**Problem details:**
Output the entries word for word. Omit images.

**Provided records:**
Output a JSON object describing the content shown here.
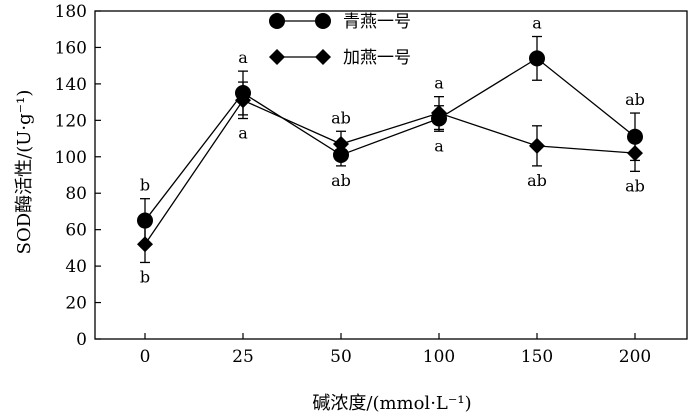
{
  "chart_data": {
    "type": "line",
    "x_axis_label": "碱浓度/(mmol·L⁻¹)",
    "y_axis_label": "SOD酶活性/(U·g⁻¹)",
    "categories": [
      "0",
      "25",
      "50",
      "100",
      "150",
      "200"
    ],
    "ylim": [
      0,
      180
    ],
    "y_ticks": [
      0,
      20,
      40,
      60,
      80,
      100,
      120,
      140,
      160,
      180
    ],
    "grid": false,
    "legend_position": "top-center",
    "series": [
      {
        "name": "青燕一号",
        "marker": "circle",
        "values": [
          65,
          135,
          101,
          121,
          154,
          111
        ],
        "errors": [
          12,
          12,
          6,
          7,
          12,
          13
        ],
        "significance": [
          "b",
          "a",
          "ab",
          "a",
          "a",
          "ab"
        ]
      },
      {
        "name": "加燕一号",
        "marker": "diamond",
        "values": [
          52,
          131,
          107,
          124,
          106,
          102
        ],
        "errors": [
          10,
          10,
          7,
          9,
          11,
          10
        ],
        "significance": [
          "b",
          "a",
          "ab",
          "a",
          "ab",
          "ab"
        ]
      }
    ]
  }
}
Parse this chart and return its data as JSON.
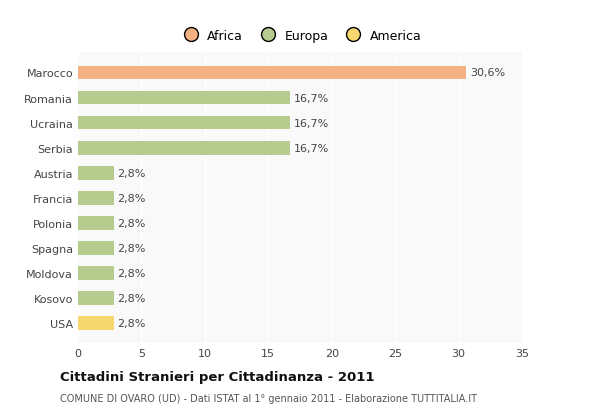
{
  "categories": [
    "USA",
    "Kosovo",
    "Moldova",
    "Spagna",
    "Polonia",
    "Francia",
    "Austria",
    "Serbia",
    "Ucraina",
    "Romania",
    "Marocco"
  ],
  "values": [
    2.8,
    2.8,
    2.8,
    2.8,
    2.8,
    2.8,
    2.8,
    16.7,
    16.7,
    16.7,
    30.6
  ],
  "colors": [
    "#f5d76e",
    "#b5cc8e",
    "#b5cc8e",
    "#b5cc8e",
    "#b5cc8e",
    "#b5cc8e",
    "#b5cc8e",
    "#b5cc8e",
    "#b5cc8e",
    "#b5cc8e",
    "#f4b183"
  ],
  "bar_labels": [
    "2,8%",
    "2,8%",
    "2,8%",
    "2,8%",
    "2,8%",
    "2,8%",
    "2,8%",
    "16,7%",
    "16,7%",
    "16,7%",
    "30,6%"
  ],
  "xlim": [
    0,
    35
  ],
  "xticks": [
    0,
    5,
    10,
    15,
    20,
    25,
    30,
    35
  ],
  "legend_labels": [
    "Africa",
    "Europa",
    "America"
  ],
  "legend_colors": [
    "#f4b183",
    "#b5cc8e",
    "#f5d76e"
  ],
  "title": "Cittadini Stranieri per Cittadinanza - 2011",
  "subtitle": "COMUNE DI OVARO (UD) - Dati ISTAT al 1° gennaio 2011 - Elaborazione TUTTITALIA.IT",
  "background_color": "#ffffff",
  "plot_bg_color": "#f9f9f9",
  "grid_color": "#ffffff",
  "bar_height": 0.55,
  "label_fontsize": 8,
  "tick_fontsize": 8,
  "ytick_fontsize": 8
}
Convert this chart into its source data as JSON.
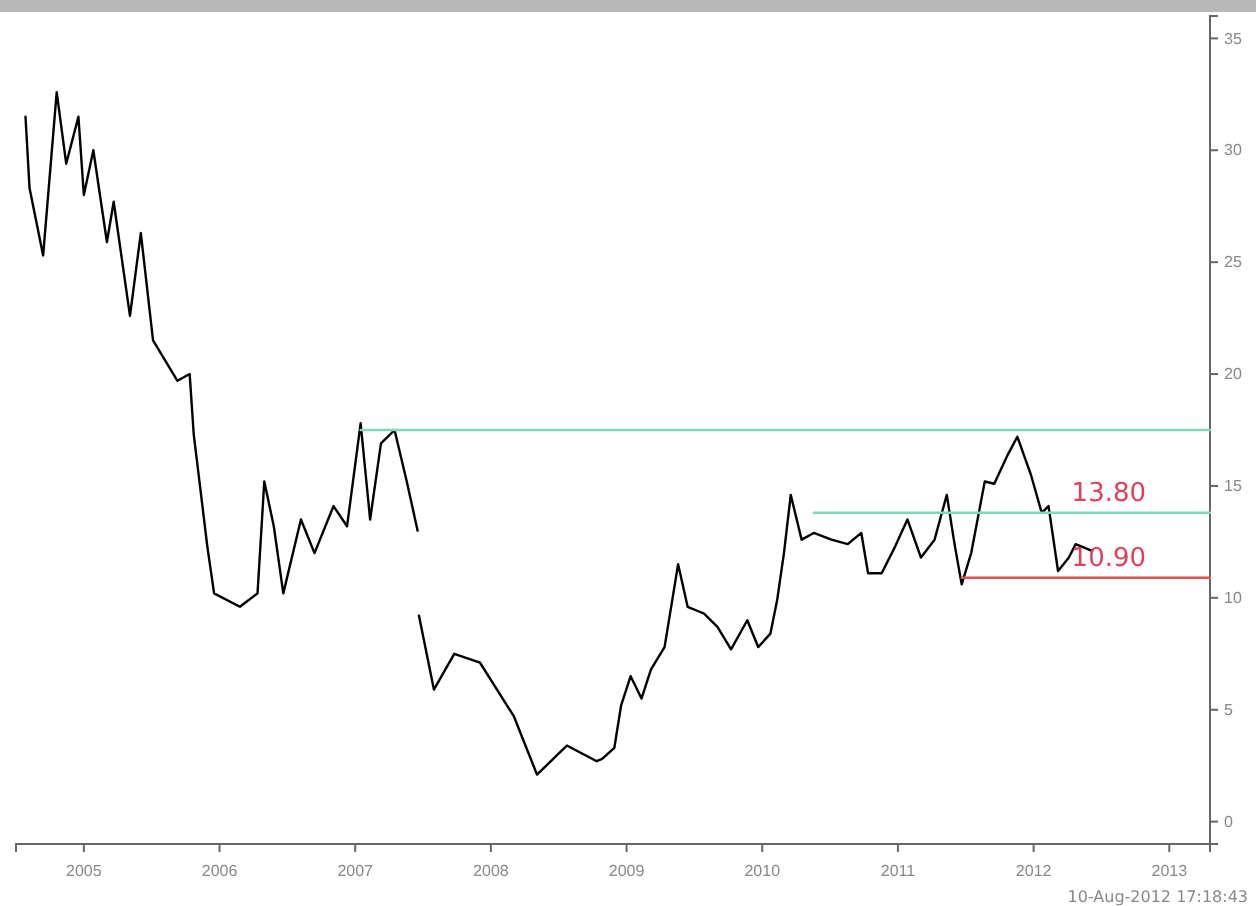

**Problem solution:**
Output a JSON object describing the content shown here.
{
  "chart_data": {
    "type": "line",
    "x_axis_label": "碱浓度/(mmol·L⁻¹)",
    "y_axis_label": "SOD酶活性/(U·g⁻¹)",
    "categories": [
      "0",
      "25",
      "50",
      "100",
      "150",
      "200"
    ],
    "ylim": [
      0,
      180
    ],
    "y_ticks": [
      0,
      20,
      40,
      60,
      80,
      100,
      120,
      140,
      160,
      180
    ],
    "grid": false,
    "legend_position": "top-center",
    "series": [
      {
        "name": "青燕一号",
        "marker": "circle",
        "values": [
          65,
          135,
          101,
          121,
          154,
          111
        ],
        "errors": [
          12,
          12,
          6,
          7,
          12,
          13
        ],
        "significance": [
          "b",
          "a",
          "ab",
          "a",
          "a",
          "ab"
        ]
      },
      {
        "name": "加燕一号",
        "marker": "diamond",
        "values": [
          52,
          131,
          107,
          124,
          106,
          102
        ],
        "errors": [
          10,
          10,
          7,
          9,
          11,
          10
        ],
        "significance": [
          "b",
          "a",
          "ab",
          "a",
          "ab",
          "ab"
        ]
      }
    ]
  }
}
Parse this chart and return its data as JSON.
{
  "categories": [
    "USA",
    "Kosovo",
    "Moldova",
    "Spagna",
    "Polonia",
    "Francia",
    "Austria",
    "Serbia",
    "Ucraina",
    "Romania",
    "Marocco"
  ],
  "values": [
    2.8,
    2.8,
    2.8,
    2.8,
    2.8,
    2.8,
    2.8,
    16.7,
    16.7,
    16.7,
    30.6
  ],
  "colors": [
    "#f5d76e",
    "#b5cc8e",
    "#b5cc8e",
    "#b5cc8e",
    "#b5cc8e",
    "#b5cc8e",
    "#b5cc8e",
    "#b5cc8e",
    "#b5cc8e",
    "#b5cc8e",
    "#f4b183"
  ],
  "bar_labels": [
    "2,8%",
    "2,8%",
    "2,8%",
    "2,8%",
    "2,8%",
    "2,8%",
    "2,8%",
    "16,7%",
    "16,7%",
    "16,7%",
    "30,6%"
  ],
  "xlim": [
    0,
    35
  ],
  "xticks": [
    0,
    5,
    10,
    15,
    20,
    25,
    30,
    35
  ],
  "legend_labels": [
    "Africa",
    "Europa",
    "America"
  ],
  "legend_colors": [
    "#f4b183",
    "#b5cc8e",
    "#f5d76e"
  ],
  "title": "Cittadini Stranieri per Cittadinanza - 2011",
  "subtitle": "COMUNE DI OVARO (UD) - Dati ISTAT al 1° gennaio 2011 - Elaborazione TUTTITALIA.IT",
  "background_color": "#ffffff",
  "plot_bg_color": "#f9f9f9",
  "grid_color": "#ffffff",
  "bar_height": 0.55,
  "label_fontsize": 8,
  "tick_fontsize": 8,
  "ytick_fontsize": 8
}
Convert this chart into its source data as JSON.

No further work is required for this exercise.